* **Directive**: Return the material below in full and exactly.

━━ Input for this task

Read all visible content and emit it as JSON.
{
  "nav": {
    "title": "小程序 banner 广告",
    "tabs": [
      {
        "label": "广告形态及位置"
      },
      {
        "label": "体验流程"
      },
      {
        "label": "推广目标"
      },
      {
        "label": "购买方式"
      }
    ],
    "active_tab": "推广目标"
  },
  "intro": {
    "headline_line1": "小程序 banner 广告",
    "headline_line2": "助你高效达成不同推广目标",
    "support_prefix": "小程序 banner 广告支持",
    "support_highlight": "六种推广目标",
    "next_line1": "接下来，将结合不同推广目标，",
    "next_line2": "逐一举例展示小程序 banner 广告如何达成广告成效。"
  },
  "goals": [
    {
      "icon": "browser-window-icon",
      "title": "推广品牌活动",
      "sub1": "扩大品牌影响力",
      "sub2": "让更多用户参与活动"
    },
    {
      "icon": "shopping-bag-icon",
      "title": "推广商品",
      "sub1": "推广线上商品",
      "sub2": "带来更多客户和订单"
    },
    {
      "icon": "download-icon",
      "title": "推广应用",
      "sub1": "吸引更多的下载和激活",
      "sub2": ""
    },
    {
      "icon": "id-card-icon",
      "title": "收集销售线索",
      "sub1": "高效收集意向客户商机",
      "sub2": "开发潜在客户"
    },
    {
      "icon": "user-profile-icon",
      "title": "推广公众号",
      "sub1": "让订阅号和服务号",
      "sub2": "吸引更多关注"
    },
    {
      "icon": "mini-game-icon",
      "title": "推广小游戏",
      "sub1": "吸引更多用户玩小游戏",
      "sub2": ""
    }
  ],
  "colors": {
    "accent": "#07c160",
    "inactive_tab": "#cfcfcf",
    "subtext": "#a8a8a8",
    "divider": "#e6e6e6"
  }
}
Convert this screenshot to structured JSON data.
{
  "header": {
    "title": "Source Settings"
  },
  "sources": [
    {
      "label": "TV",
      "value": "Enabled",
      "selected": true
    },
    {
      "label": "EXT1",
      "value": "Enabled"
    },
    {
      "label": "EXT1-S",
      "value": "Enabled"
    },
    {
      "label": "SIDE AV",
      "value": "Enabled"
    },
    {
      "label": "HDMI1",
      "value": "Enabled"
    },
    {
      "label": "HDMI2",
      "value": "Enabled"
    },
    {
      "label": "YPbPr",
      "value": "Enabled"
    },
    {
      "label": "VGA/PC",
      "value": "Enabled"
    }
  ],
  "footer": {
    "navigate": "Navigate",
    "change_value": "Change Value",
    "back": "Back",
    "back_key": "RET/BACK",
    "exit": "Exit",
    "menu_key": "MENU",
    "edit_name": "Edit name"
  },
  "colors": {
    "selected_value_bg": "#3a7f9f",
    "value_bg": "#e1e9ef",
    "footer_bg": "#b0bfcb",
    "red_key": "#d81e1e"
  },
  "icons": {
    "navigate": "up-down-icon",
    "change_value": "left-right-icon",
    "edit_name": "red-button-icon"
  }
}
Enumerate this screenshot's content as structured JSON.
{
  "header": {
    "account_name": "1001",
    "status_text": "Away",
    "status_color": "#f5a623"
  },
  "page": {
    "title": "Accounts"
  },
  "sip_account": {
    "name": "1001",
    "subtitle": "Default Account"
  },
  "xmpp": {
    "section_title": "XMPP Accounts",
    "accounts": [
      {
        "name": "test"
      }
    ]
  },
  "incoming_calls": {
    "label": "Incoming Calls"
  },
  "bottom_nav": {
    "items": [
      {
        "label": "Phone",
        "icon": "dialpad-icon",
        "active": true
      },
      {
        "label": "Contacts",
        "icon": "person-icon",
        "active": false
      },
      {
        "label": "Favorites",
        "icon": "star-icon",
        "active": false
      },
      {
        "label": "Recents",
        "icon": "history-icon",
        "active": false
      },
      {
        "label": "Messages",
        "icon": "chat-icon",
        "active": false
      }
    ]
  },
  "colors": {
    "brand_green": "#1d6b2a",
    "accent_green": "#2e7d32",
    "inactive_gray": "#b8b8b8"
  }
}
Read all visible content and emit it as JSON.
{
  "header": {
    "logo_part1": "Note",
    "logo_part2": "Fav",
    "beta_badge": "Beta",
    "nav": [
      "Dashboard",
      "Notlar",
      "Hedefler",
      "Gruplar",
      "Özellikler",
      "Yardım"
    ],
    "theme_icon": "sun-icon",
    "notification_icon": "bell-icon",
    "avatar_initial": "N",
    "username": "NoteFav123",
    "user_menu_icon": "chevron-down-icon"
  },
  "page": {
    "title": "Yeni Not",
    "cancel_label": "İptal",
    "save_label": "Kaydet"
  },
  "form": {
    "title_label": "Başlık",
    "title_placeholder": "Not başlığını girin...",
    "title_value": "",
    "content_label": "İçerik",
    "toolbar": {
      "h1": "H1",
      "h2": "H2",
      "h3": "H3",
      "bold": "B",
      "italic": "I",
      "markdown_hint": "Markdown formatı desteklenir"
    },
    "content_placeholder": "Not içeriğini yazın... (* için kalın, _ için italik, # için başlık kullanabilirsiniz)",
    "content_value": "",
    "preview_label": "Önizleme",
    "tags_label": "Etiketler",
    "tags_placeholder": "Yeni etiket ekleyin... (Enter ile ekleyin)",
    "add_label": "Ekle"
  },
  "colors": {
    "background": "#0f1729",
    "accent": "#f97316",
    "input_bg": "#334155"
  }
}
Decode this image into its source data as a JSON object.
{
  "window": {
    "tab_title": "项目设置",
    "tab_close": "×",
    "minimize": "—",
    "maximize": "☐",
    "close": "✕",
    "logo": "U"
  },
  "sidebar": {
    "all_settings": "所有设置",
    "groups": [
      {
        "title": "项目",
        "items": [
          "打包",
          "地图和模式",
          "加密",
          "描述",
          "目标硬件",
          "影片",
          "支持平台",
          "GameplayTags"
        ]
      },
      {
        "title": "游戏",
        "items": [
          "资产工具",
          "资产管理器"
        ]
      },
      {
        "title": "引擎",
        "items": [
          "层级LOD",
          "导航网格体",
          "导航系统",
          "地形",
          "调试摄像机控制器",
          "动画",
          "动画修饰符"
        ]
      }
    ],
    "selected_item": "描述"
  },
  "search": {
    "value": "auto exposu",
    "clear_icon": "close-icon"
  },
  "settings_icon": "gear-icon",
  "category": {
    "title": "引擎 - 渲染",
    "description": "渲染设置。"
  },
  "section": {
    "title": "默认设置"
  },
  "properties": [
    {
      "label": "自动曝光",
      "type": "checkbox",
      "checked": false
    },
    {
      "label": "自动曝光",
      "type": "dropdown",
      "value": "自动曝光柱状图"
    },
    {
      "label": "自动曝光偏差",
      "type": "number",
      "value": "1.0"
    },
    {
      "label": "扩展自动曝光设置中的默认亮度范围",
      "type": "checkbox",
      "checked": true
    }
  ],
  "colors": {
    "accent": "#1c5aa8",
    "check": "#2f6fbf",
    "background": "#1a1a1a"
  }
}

━━━━

* **Task response**:
Read all visible content and emit it as JSON.
{
  "nav": {
    "title": "小程序 banner 广告",
    "tabs": [
      {
        "label": "广告形态及位置"
      },
      {
        "label": "体验流程"
      },
      {
        "label": "推广目标"
      },
      {
        "label": "购买方式"
      }
    ],
    "active_tab": "推广目标"
  },
  "intro": {
    "headline_line1": "小程序 banner 广告",
    "headline_line2": "助你高效达成不同推广目标",
    "support_prefix": "小程序 banner 广告支持",
    "support_highlight": "六种推广目标",
    "next_line1": "接下来，将结合不同推广目标，",
    "next_line2": "逐一举例展示小程序 banner 广告如何达成广告成效。"
  },
  "goals": [
    {
      "icon": "browser-window-icon",
      "title": "推广品牌活动",
      "sub1": "扩大品牌影响力",
      "sub2": "让更多用户参与活动"
    },
    {
      "icon": "shopping-bag-icon",
      "title": "推广商品",
      "sub1": "推广线上商品",
      "sub2": "带来更多客户和订单"
    },
    {
      "icon": "download-icon",
      "title": "推广应用",
      "sub1": "吸引更多的下载和激活",
      "sub2": ""
    },
    {
      "icon": "id-card-icon",
      "title": "收集销售线索",
      "sub1": "高效收集意向客户商机",
      "sub2": "开发潜在客户"
    },
    {
      "icon": "user-profile-icon",
      "title": "推广公众号",
      "sub1": "让订阅号和服务号",
      "sub2": "吸引更多关注"
    },
    {
      "icon": "mini-game-icon",
      "title": "推广小游戏",
      "sub1": "吸引更多用户玩小游戏",
      "sub2": ""
    }
  ],
  "colors": {
    "accent": "#07c160",
    "inactive_tab": "#cfcfcf",
    "subtext": "#a8a8a8",
    "divider": "#e6e6e6"
  }
}
Convert this screenshot to structured JSON data.
{
  "header": {
    "title": "Source Settings"
  },
  "sources": [
    {
      "label": "TV",
      "value": "Enabled",
      "selected": true
    },
    {
      "label": "EXT1",
      "value": "Enabled"
    },
    {
      "label": "EXT1-S",
      "value": "Enabled"
    },
    {
      "label": "SIDE AV",
      "value": "Enabled"
    },
    {
      "label": "HDMI1",
      "value": "Enabled"
    },
    {
      "label": "HDMI2",
      "value": "Enabled"
    },
    {
      "label": "YPbPr",
      "value": "Enabled"
    },
    {
      "label": "VGA/PC",
      "value": "Enabled"
    }
  ],
  "footer": {
    "navigate": "Navigate",
    "change_value": "Change Value",
    "back": "Back",
    "back_key": "RET/BACK",
    "exit": "Exit",
    "menu_key": "MENU",
    "edit_name": "Edit name"
  },
  "colors": {
    "selected_value_bg": "#3a7f9f",
    "value_bg": "#e1e9ef",
    "footer_bg": "#b0bfcb",
    "red_key": "#d81e1e"
  },
  "icons": {
    "navigate": "up-down-icon",
    "change_value": "left-right-icon",
    "edit_name": "red-button-icon"
  }
}
Enumerate this screenshot's content as structured JSON.
{
  "header": {
    "account_name": "1001",
    "status_text": "Away",
    "status_color": "#f5a623"
  },
  "page": {
    "title": "Accounts"
  },
  "sip_account": {
    "name": "1001",
    "subtitle": "Default Account"
  },
  "xmpp": {
    "section_title": "XMPP Accounts",
    "accounts": [
      {
        "name": "test"
      }
    ]
  },
  "incoming_calls": {
    "label": "Incoming Calls"
  },
  "bottom_nav": {
    "items": [
      {
        "label": "Phone",
        "icon": "dialpad-icon",
        "active": true
      },
      {
        "label": "Contacts",
        "icon": "person-icon",
        "active": false
      },
      {
        "label": "Favorites",
        "icon": "star-icon",
        "active": false
      },
      {
        "label": "Recents",
        "icon": "history-icon",
        "active": false
      },
      {
        "label": "Messages",
        "icon": "chat-icon",
        "active": false
      }
    ]
  },
  "colors": {
    "brand_green": "#1d6b2a",
    "accent_green": "#2e7d32",
    "inactive_gray": "#b8b8b8"
  }
}
Read all visible content and emit it as JSON.
{
  "header": {
    "logo_part1": "Note",
    "logo_part2": "Fav",
    "beta_badge": "Beta",
    "nav": [
      "Dashboard",
      "Notlar",
      "Hedefler",
      "Gruplar",
      "Özellikler",
      "Yardım"
    ],
    "theme_icon": "sun-icon",
    "notification_icon": "bell-icon",
    "avatar_initial": "N",
    "username": "NoteFav123",
    "user_menu_icon": "chevron-down-icon"
  },
  "page": {
    "title": "Yeni Not",
    "cancel_label": "İptal",
    "save_label": "Kaydet"
  },
  "form": {
    "title_label": "Başlık",
    "title_placeholder": "Not başlığını girin...",
    "title_value": "",
    "content_label": "İçerik",
    "toolbar": {
      "h1": "H1",
      "h2": "H2",
      "h3": "H3",
      "bold": "B",
      "italic": "I",
      "markdown_hint": "Markdown formatı desteklenir"
    },
    "content_placeholder": "Not içeriğini yazın... (* için kalın, _ için italik, # için başlık kullanabilirsiniz)",
    "content_value": "",
    "preview_label": "Önizleme",
    "tags_label": "Etiketler",
    "tags_placeholder": "Yeni etiket ekleyin... (Enter ile ekleyin)",
    "add_label": "Ekle"
  },
  "colors": {
    "background": "#0f1729",
    "accent": "#f97316",
    "input_bg": "#334155"
  }
}
Decode this image into its source data as a JSON object.
{
  "window": {
    "tab_title": "项目设置",
    "tab_close": "×",
    "minimize": "—",
    "maximize": "☐",
    "close": "✕",
    "logo": "U"
  },
  "sidebar": {
    "all_settings": "所有设置",
    "groups": [
      {
        "title": "项目",
        "items": [
          "打包",
          "地图和模式",
          "加密",
          "描述",
          "目标硬件",
          "影片",
          "支持平台",
          "GameplayTags"
        ]
      },
      {
        "title": "游戏",
        "items": [
          "资产工具",
          "资产管理器"
        ]
      },
      {
        "title": "引擎",
        "items": [
          "层级LOD",
          "导航网格体",
          "导航系统",
          "地形",
          "调试摄像机控制器",
          "动画",
          "动画修饰符"
        ]
      }
    ],
    "selected_item": "描述"
  },
  "search": {
    "value": "auto exposu",
    "clear_icon": "close-icon"
  },
  "settings_icon": "gear-icon",
  "category": {
    "title": "引擎 - 渲染",
    "description": "渲染设置。"
  },
  "section": {
    "title": "默认设置"
  },
  "properties": [
    {
      "label": "自动曝光",
      "type": "checkbox",
      "checked": false
    },
    {
      "label": "自动曝光",
      "type": "dropdown",
      "value": "自动曝光柱状图"
    },
    {
      "label": "自动曝光偏差",
      "type": "number",
      "value": "1.0"
    },
    {
      "label": "扩展自动曝光设置中的默认亮度范围",
      "type": "checkbox",
      "checked": true
    }
  ],
  "colors": {
    "accent": "#1c5aa8",
    "check": "#2f6fbf",
    "background": "#1a1a1a"
  }
}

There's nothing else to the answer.